WRITTEN REQUEST: Write every line of the material out exactly as shown.

Collected data:
** begin **

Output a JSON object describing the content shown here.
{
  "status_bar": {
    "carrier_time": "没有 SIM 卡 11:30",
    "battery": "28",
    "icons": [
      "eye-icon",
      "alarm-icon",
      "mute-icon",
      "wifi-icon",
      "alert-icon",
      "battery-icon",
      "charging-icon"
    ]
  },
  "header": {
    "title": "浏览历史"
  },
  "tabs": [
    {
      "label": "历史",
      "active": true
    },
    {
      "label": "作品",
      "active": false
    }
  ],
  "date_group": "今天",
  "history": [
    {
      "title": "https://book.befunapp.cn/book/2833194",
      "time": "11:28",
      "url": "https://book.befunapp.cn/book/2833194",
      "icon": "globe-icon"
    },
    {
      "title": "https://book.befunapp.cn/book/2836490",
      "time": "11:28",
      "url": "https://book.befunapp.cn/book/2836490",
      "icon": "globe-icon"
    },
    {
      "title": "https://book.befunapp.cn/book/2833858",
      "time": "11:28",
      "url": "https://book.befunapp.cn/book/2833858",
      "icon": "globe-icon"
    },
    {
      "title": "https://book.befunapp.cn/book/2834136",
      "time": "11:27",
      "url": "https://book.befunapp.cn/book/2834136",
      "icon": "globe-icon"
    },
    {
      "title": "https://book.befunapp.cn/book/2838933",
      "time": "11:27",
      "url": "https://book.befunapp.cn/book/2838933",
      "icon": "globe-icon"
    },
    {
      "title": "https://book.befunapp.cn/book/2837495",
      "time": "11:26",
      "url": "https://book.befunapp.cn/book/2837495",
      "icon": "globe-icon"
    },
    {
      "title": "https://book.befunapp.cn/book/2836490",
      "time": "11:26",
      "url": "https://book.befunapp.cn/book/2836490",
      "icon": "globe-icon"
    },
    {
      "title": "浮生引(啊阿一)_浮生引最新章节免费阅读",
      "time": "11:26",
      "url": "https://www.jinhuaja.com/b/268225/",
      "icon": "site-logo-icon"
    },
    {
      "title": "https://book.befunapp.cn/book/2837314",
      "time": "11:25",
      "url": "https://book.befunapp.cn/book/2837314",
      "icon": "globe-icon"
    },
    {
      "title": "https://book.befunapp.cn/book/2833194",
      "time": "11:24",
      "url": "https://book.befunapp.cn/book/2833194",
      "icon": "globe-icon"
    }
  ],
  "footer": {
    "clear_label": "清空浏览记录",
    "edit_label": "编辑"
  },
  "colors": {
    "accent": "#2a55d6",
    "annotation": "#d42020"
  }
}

** end **

THE ANSWER:
Output a JSON object describing the content shown here.
{
  "status_bar": {
    "carrier_time": "没有 SIM 卡 11:30",
    "battery": "28",
    "icons": [
      "eye-icon",
      "alarm-icon",
      "mute-icon",
      "wifi-icon",
      "alert-icon",
      "battery-icon",
      "charging-icon"
    ]
  },
  "header": {
    "title": "浏览历史"
  },
  "tabs": [
    {
      "label": "历史",
      "active": true
    },
    {
      "label": "作品",
      "active": false
    }
  ],
  "date_group": "今天",
  "history": [
    {
      "title": "https://book.befunapp.cn/book/2833194",
      "time": "11:28",
      "url": "https://book.befunapp.cn/book/2833194",
      "icon": "globe-icon"
    },
    {
      "title": "https://book.befunapp.cn/book/2836490",
      "time": "11:28",
      "url": "https://book.befunapp.cn/book/2836490",
      "icon": "globe-icon"
    },
    {
      "title": "https://book.befunapp.cn/book/2833858",
      "time": "11:28",
      "url": "https://book.befunapp.cn/book/2833858",
      "icon": "globe-icon"
    },
    {
      "title": "https://book.befunapp.cn/book/2834136",
      "time": "11:27",
      "url": "https://book.befunapp.cn/book/2834136",
      "icon": "globe-icon"
    },
    {
      "title": "https://book.befunapp.cn/book/2838933",
      "time": "11:27",
      "url": "https://book.befunapp.cn/book/2838933",
      "icon": "globe-icon"
    },
    {
      "title": "https://book.befunapp.cn/book/2837495",
      "time": "11:26",
      "url": "https://book.befunapp.cn/book/2837495",
      "icon": "globe-icon"
    },
    {
      "title": "https://book.befunapp.cn/book/2836490",
      "time": "11:26",
      "url": "https://book.befunapp.cn/book/2836490",
      "icon": "globe-icon"
    },
    {
      "title": "浮生引(啊阿一)_浮生引最新章节免费阅读",
      "time": "11:26",
      "url": "https://www.jinhuaja.com/b/268225/",
      "icon": "site-logo-icon"
    },
    {
      "title": "https://book.befunapp.cn/book/2837314",
      "time": "11:25",
      "url": "https://book.befunapp.cn/book/2837314",
      "icon": "globe-icon"
    },
    {
      "title": "https://book.befunapp.cn/book/2833194",
      "time": "11:24",
      "url": "https://book.befunapp.cn/book/2833194",
      "icon": "globe-icon"
    }
  ],
  "footer": {
    "clear_label": "清空浏览记录",
    "edit_label": "编辑"
  },
  "colors": {
    "accent": "#2a55d6",
    "annotation": "#d42020"
  }
}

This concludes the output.